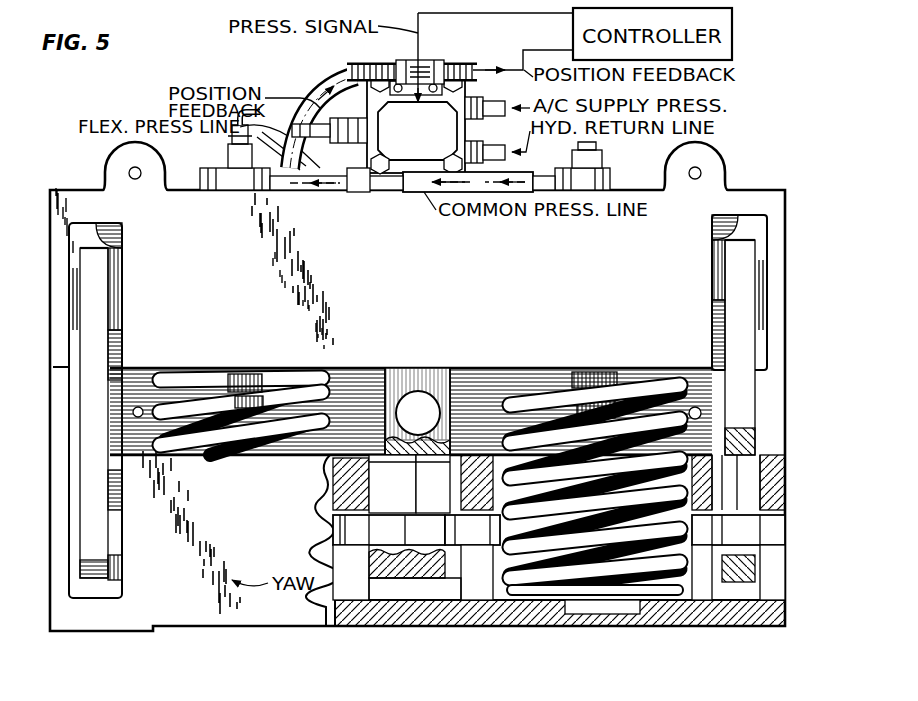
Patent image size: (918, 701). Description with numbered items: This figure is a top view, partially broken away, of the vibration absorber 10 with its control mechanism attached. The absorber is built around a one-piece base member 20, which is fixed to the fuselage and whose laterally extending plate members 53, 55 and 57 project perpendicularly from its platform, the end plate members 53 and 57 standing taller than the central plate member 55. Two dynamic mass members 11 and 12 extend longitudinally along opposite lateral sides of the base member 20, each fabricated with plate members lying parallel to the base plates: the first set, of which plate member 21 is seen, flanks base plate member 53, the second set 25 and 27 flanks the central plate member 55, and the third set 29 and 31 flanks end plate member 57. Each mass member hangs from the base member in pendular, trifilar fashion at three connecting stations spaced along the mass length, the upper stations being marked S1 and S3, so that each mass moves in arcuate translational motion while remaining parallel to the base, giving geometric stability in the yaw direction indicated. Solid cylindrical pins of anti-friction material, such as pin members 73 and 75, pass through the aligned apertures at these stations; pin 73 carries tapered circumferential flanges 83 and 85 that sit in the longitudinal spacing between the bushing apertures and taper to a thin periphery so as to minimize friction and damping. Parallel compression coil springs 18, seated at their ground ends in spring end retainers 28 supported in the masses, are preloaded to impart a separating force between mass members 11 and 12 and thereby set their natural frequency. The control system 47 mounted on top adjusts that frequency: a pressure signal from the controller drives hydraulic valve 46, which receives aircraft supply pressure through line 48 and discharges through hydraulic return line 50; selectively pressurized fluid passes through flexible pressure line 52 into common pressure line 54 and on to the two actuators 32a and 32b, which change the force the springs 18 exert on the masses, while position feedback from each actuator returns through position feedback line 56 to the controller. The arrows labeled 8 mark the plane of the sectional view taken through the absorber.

The vibration absorber 10 is at (56, 114).
The mass member 11 is at (273, 539).
The mass member 12 is at (235, 290).
The compression coil spring 18 is at (530, 380).
The base member 20 is at (140, 380).
The plate member 21 is at (68, 468).
The plate member 25 is at (340, 500).
The plate member 27 is at (472, 488).
The spring end retainer 28 is at (598, 614).
The plate member 29 is at (756, 442).
The plate member 31 is at (772, 492).
The actuator 32a is at (250, 193).
The actuator 32b is at (612, 172).
The hydraulic valve 46 is at (426, 139).
The control system 47 is at (306, 78).
The aircraft supply pressure line 48 is at (520, 66).
The hydraulic return line 50 is at (496, 150).
The flexible pressure line 52 is at (380, 488).
The end plate member 53 is at (90, 410).
The common pressure line 54 is at (410, 194).
The central plate member 55 is at (432, 372).
The position feedback line 56 is at (468, 58).
The end plate member 57 is at (752, 412).
The pin member 73 is at (482, 545).
The pin member 75 is at (770, 530).
The tapered circumferential flange 83 is at (374, 526).
The tapered circumferential flange 85 is at (452, 526).
The section line 8- 8 is at (814, 75).
The pendular connecting station S1 is at (722, 332).
The pendular connecting station S3 is at (110, 326).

===============

> [PROBLEM]:
Return every line above that contains the word "aircraft", copying each one in full. Case counts.

> [SOLUTION BELOW]:
Patent image size: (918, 701). Description with numbered items: This figure is a top view, partially broken away, of the vibration absorber 10 with its control mechanism attached. The absorber is built around a one-piece base member 20, which is fixed to the fuselage and whose laterally extending plate members 53, 55 and 57 project perpendicularly from its platform, the end plate members 53 and 57 standing taller than the central plate member 55. Two dynamic mass members 11 and 12 extend longitudinally along opposite lateral sides of the base member 20, each fabricated with plate members lying parallel to the base plates: the first set, of which plate member 21 is seen, flanks base plate member 53, the second set 25 and 27 flanks the central plate member 55, and the third set 29 and 31 flanks end plate member 57. Each mass member hangs from the base member in pendular, trifilar fashion at three connecting stations spaced along the mass length, the upper stations being marked S1 and S3, so that each mass moves in arcuate translational motion while remaining parallel to the base, giving geometric stability in the yaw direction indicated. Solid cylindrical pins of anti-friction material, such as pin members 73 and 75, pass through the aligned apertures at these stations; pin 73 carries tapered circumferential flanges 83 and 85 that sit in the longitudinal spacing between the bushing apertures and taper to a thin periphery so as to minimize friction and damping. Parallel compression coil springs 18, seated at their ground ends in spring end retainers 28 supported in the masses, are preloaded to impart a separating force between mass members 11 and 12 and thereby set their natural frequency. The control system 47 mounted on top adjusts that frequency: a pressure signal from the controller drives hydraulic valve 46, which receives aircraft supply pressure through line 48 and discharges through hydraulic return line 50; selectively pressurized fluid passes through flexible pressure line 52 into common pressure line 54 and on to the two actuators 32a and 32b, which change the force the springs 18 exert on the masses, while position feedback from each actuator returns through position feedback line 56 to the controller. The arrows labeled 8 mark the plane of the sectional view taken through the absorber.
The aircraft supply pressure line 48 is at (520, 66).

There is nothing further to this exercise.